= Request =
Locate all lines with the word "Łódź" and copy them out.

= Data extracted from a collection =

──────

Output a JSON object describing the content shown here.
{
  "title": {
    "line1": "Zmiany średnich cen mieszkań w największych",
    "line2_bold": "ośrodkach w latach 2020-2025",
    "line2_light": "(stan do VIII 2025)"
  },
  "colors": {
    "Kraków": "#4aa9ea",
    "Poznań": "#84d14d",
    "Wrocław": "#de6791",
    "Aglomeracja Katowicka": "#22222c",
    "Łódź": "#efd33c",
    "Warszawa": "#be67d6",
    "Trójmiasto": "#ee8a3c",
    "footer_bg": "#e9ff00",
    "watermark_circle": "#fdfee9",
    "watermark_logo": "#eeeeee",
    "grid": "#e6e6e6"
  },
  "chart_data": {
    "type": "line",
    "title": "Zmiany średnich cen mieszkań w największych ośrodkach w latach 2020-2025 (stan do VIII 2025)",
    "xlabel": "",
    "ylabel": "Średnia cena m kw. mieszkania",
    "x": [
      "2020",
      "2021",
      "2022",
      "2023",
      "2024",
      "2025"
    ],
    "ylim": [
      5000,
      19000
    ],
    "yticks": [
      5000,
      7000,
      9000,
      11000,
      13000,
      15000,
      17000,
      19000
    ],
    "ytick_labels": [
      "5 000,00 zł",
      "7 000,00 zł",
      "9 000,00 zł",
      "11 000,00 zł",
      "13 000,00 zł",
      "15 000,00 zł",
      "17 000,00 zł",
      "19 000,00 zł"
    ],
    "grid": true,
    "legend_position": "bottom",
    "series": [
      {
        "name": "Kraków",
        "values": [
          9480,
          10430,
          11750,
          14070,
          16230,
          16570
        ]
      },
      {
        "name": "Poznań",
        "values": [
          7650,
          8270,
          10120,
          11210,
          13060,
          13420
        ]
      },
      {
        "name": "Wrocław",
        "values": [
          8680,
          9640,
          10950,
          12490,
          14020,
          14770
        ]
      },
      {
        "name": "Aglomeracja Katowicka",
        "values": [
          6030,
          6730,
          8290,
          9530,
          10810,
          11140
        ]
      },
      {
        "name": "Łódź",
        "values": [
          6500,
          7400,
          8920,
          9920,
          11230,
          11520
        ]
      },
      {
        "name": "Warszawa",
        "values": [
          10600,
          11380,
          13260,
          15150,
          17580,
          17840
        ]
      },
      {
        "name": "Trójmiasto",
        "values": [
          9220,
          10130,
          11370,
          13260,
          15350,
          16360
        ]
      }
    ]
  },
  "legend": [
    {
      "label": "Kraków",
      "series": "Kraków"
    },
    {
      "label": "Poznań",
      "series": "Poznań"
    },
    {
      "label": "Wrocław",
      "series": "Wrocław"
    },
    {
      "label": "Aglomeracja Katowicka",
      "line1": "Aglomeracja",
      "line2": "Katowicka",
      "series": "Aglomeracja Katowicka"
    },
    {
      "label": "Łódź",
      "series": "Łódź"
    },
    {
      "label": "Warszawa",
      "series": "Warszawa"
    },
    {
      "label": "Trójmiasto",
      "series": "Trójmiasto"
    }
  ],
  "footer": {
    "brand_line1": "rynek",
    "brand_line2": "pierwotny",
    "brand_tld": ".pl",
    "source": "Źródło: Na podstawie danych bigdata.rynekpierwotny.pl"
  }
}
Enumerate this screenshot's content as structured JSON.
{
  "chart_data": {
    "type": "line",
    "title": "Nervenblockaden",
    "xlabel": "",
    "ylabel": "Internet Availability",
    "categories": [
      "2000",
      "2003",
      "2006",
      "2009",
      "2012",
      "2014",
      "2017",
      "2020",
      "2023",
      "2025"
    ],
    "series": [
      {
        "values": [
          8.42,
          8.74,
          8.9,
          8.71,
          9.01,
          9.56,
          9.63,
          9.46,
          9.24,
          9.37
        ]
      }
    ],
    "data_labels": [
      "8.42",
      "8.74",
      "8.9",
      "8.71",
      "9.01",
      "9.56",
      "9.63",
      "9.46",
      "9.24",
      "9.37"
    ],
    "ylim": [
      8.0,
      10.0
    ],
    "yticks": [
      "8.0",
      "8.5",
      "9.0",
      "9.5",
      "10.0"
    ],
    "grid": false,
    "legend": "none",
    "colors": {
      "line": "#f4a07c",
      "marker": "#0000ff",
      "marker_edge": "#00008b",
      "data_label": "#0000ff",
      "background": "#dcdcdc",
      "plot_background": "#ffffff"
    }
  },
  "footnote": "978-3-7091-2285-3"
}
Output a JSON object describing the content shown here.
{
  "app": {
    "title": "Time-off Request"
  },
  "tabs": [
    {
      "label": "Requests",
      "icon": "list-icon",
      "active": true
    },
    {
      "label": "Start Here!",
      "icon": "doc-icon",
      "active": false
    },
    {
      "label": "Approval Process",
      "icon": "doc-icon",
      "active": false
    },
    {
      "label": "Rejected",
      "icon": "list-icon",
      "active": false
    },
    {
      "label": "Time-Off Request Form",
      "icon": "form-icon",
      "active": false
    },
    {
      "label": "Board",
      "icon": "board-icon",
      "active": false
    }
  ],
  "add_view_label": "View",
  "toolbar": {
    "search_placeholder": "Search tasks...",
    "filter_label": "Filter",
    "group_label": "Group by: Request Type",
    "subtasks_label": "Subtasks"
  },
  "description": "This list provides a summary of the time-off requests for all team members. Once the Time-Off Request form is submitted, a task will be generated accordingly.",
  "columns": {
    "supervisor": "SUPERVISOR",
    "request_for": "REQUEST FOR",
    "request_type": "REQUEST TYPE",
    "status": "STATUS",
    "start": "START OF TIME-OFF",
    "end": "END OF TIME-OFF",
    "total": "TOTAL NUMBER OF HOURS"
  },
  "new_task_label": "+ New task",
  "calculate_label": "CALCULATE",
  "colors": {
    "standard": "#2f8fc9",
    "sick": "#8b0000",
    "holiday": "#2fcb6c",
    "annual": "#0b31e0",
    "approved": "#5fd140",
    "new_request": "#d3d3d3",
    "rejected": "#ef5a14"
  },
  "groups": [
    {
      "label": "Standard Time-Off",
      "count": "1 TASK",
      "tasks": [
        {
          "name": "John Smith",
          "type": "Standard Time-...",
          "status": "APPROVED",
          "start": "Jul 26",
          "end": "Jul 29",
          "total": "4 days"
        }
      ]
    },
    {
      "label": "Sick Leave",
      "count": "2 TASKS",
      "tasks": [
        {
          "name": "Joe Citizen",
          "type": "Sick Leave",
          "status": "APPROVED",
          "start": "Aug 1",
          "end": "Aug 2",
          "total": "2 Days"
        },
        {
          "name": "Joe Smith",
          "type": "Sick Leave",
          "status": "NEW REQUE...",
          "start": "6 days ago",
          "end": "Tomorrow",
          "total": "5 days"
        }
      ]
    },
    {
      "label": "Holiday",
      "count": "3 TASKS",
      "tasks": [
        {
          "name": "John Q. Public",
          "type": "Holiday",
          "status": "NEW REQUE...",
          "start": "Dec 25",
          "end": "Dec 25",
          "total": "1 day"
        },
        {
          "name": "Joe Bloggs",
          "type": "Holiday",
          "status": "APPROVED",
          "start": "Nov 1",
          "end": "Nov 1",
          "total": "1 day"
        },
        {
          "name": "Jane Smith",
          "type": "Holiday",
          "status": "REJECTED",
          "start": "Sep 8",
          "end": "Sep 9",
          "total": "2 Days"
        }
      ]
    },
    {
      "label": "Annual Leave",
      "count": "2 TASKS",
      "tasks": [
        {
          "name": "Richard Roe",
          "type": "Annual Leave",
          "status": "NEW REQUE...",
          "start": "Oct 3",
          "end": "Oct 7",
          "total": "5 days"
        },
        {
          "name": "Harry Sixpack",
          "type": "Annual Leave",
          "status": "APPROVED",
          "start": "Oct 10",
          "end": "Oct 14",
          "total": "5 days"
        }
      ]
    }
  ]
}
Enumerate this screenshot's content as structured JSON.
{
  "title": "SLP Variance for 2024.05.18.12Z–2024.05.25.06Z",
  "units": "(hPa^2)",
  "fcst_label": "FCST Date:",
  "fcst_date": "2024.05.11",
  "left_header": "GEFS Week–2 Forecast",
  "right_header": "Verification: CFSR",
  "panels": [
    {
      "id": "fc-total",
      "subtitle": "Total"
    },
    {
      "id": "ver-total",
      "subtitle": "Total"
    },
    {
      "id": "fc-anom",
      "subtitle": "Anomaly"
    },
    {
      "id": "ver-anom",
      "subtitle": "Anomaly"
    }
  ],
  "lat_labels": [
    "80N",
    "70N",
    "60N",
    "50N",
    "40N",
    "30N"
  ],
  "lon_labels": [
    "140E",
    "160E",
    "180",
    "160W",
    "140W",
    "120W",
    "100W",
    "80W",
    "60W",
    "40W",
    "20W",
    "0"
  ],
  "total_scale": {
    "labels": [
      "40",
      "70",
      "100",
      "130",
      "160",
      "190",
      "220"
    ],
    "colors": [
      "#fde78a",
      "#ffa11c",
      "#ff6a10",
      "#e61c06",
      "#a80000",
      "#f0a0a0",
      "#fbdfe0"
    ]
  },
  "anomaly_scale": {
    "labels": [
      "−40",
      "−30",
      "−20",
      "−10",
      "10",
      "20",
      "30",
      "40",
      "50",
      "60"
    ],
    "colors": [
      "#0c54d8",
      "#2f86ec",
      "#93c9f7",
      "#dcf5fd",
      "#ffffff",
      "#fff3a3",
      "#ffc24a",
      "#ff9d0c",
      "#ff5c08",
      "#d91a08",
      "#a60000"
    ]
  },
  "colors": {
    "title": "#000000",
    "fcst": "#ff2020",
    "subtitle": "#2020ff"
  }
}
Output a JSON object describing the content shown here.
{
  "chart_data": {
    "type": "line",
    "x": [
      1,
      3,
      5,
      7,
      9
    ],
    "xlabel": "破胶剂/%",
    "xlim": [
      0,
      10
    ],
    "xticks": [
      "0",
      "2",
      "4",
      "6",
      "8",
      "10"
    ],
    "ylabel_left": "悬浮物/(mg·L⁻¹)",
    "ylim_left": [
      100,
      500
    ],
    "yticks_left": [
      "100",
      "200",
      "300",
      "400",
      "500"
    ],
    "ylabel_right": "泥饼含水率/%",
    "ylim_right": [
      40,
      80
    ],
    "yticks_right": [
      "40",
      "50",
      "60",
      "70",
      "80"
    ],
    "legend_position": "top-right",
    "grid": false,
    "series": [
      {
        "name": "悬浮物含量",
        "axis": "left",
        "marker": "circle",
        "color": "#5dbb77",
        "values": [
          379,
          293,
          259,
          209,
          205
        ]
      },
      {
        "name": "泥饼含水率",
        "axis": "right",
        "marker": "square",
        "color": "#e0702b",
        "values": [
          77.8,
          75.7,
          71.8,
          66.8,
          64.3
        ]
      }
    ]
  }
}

──────

= In response =
    "Łódź": "#efd33c",
        "name": "Łódź",
      "label": "Łódź",
      "series": "Łódź"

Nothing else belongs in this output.